Have finally gotten my hands on a Pi 3+. Board looks like the Pi 3 but with double sided components. It retains the 40 pin GPIO, camera and display connections. I found that it will not boot Raspian stretch, nor Windows 10 IOT. Raspian Noobs works well however. I suspect that Stretch just has not been updated to the new Broadcom processor so it should work in the future. I have not had a chance to work with any of the interfaces but would expect it to be pretty much like its predecessor

Amazing device

As with all of the Pi’s, the B+ works flawlessly.

Suprisingly powerful PC on a chip

Once I cleared the download Rasperian and install OS hurdle, the Pi is fantastic. I would highly recommend getting the PI with WiFi built in, just saves a headache of network cables. The OS is pretty slick, I wasn’t expecting a Windows Like visual interface, very impressive.

Much better than the standard pi3

New dual band WiFi is much nicer, and the performance is much better. Currently running as a server for vehicle performance analysis.

I received the RPi 3 B+ in a timely manner as promised. Your website tells the status of the order, every step of the way. I could even track the shipping by beginning at your button.

Another Great Pi

I own the Pi 1 B, Pi 3 B, Pi Zero, Pi Zero W, and now this Pi 3 B+. This is easily the most performant Raspberry Pi to date. I haven’t put this through all of its paces, but out of the box it boots right up with a power supply and SD card. I also got a clear case from Sparkfun, which to me is the best Pi case on the market.

A necessary upgrade from the Pi3B

I’m a big fan of this for a few reasons. 1: 1.4 GHz processor. There’s many times where I’m running something and I wish there was a little more overhead. Or I notice a little lagging during high processing applications. 2: Built in b/g/n/ac wifi, and 4.2 BLE. DOWNSIDE, bluetooth uses the I2C bus. So if you want to use I2C you have to disable bluetooth or use the alternative pins that comes with a few caveats. 3. Ethernet now “Gigabit” cough 300Mbps. For me this is one device I always like to have an extra laying around. The best use I have found is for my 3D printer. I noticed lagging and problems with the video and g-code processing with Pi3B. The Pi3B+ has shown no issues. The only downside where a beaglebone or arduino still shines is the connectivity with SPI/I2C. Pi has focused more on the micro-computing in recent boards.

Excelent

Now these day i become easy to build project

Amazing piece of electronics

Small, powerful, simple, with unlimited possibilities on its gpio interface.

As expected - Organized support would be nice

The Pi 3 b+ itself was without surprises. I already have most of the stuff in the “kit”, but did shop for Pi 3B specific support items. All the Pi stuff is lumped together, and if you try to order the IoT book by itself you are sent to the publisher’s web site, NOT SparkFun’s.

SparkFun has SO MANY shields, adapters, & break-out boards it can take a while to find what you want. If you know hardware in general (I do) you can adapt a GPIO pin (for example) to just about anything. If you want to find direct connect stuff that plugs and connects correctly to specifically the Pi expansion header it can be a challenge to filter out all the other stuff.

How about a (regularly updated) matrix with single board micros along one axis, all the moderately general purpose IO boards along the other, and a small note at the intersection for “Plugs & Plays”, etc.

Satisfied with the results

Without having carried out an exhaustive test the RPi is fulfilling the expectations. Raises a little more temperature than the previous model but without exceeding. One of the RPi is dedicated to streaming video and the other to intensive use. Sorry I can not give you more data.

Octoprint

I configured my Pi to run Octoprint controlling my Lulzbot Taz6 3D printer. Slotted in a 16GB SD card and power supply from Sparkfun. Printed a sick case for it. Had to drill out the mounting holes by a blonde one to get my M3_.50x16 screws to fit. Haven’t tried the wireless ethernet as I’m hardwired. HDMI port works well too. It acceped my keyboards and mice no problem too. I’ll be adding a webcam shortly. Looking at the usage percentages of the hardware I don’t think I have tapped more than a percentage of the Pi’s power.

━━━━━━

Work request:
Copy the product reviews from "Without having carried" up to and including "the Pi’s power.", replacing "streaming video" with "file storage". The rows have nothing to do with the product reviews above.

Record excerpts:
━━━━━━

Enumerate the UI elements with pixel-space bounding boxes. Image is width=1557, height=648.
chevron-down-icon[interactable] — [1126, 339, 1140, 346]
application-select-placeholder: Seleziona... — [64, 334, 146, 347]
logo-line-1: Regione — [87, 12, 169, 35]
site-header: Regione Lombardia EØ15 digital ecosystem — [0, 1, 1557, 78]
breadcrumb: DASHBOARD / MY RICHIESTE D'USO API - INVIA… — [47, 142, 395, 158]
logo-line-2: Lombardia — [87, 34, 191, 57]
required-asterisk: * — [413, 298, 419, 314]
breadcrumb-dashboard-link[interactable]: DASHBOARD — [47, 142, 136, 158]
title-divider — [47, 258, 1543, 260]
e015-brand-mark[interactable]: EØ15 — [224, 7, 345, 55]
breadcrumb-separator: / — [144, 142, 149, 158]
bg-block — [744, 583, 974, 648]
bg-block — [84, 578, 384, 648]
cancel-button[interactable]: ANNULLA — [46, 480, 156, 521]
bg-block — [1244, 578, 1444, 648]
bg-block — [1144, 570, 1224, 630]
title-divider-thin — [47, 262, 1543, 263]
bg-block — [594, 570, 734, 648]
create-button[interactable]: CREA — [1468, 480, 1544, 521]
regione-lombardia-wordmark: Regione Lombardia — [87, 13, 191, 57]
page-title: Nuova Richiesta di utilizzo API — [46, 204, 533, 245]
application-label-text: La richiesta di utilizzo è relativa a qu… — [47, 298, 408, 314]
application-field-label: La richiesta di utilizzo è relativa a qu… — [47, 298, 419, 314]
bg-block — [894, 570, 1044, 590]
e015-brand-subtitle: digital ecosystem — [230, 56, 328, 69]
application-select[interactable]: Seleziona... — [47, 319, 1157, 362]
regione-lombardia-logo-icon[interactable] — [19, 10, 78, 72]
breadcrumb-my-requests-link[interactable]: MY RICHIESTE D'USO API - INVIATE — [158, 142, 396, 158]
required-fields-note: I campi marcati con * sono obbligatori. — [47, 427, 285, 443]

━━━━━━

Solution for this problem:
Without having carried out an exhaustive test the RPi is fulfilling the expectations. Raises a little more temperature than the previous model but without exceeding. One of the RPi is dedicated to file storage and the other to intensive use. Sorry I can not give you more data.

Octoprint

I configured my Pi to run Octoprint controlling my Lulzbot Taz6 3D printer. Slotted in a 16GB SD card and power supply from Sparkfun. Printed a sick case for it. Had to drill out the mounting holes by a blonde one to get my M3_.50x16 screws to fit. Haven’t tried the wireless ethernet as I’m hardwired. HDMI port works well too. It acceped my keyboards and mice no problem too. I’ll be adding a webcam shortly. Looking at the usage percentages of the hardware I don’t think I have tapped more than a percentage of the Pi’s power.